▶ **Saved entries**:

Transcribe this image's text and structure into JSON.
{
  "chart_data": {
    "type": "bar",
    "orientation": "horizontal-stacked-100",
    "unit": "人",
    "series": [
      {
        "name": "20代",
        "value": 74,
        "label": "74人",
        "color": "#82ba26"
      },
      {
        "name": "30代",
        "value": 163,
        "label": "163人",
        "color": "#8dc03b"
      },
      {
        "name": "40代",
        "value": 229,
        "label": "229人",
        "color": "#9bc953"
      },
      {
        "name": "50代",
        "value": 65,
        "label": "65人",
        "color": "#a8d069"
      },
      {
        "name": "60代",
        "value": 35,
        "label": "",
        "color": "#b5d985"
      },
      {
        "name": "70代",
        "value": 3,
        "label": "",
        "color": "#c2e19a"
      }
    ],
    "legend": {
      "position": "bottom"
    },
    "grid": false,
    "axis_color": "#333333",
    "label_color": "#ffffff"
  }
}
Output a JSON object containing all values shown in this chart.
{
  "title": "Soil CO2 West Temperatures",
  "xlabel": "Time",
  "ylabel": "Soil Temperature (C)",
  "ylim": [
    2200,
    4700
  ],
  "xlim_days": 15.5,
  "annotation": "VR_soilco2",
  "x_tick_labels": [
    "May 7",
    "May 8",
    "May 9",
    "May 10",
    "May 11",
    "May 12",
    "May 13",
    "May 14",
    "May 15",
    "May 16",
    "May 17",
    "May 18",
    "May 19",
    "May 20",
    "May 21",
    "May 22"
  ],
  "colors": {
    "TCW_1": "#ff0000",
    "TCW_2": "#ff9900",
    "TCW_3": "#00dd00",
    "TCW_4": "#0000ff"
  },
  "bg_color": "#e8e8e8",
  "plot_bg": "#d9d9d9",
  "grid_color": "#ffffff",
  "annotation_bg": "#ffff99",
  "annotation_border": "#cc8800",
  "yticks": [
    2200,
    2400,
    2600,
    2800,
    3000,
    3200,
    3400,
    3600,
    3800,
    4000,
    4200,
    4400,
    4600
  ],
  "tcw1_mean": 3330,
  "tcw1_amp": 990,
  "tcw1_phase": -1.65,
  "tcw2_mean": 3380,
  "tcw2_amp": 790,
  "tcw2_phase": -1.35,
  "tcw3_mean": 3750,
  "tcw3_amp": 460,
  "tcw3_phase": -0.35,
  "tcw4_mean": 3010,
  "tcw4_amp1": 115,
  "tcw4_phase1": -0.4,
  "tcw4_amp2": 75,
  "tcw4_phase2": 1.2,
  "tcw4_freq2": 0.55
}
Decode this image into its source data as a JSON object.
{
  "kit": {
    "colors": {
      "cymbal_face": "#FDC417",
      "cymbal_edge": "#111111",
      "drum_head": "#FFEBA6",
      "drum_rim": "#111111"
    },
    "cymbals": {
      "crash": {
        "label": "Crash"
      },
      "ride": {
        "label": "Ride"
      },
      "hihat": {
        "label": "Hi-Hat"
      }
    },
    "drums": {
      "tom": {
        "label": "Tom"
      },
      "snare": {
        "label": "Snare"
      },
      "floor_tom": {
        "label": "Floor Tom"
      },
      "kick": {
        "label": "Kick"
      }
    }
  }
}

▶ **THE REQUEST**:
Pick out the lines above that hold the string "image" and show them.

▶ **CORRECT RESPONSE**:
Transcribe this image's text and structure into JSON.
Decode this image into its source data as a JSON object.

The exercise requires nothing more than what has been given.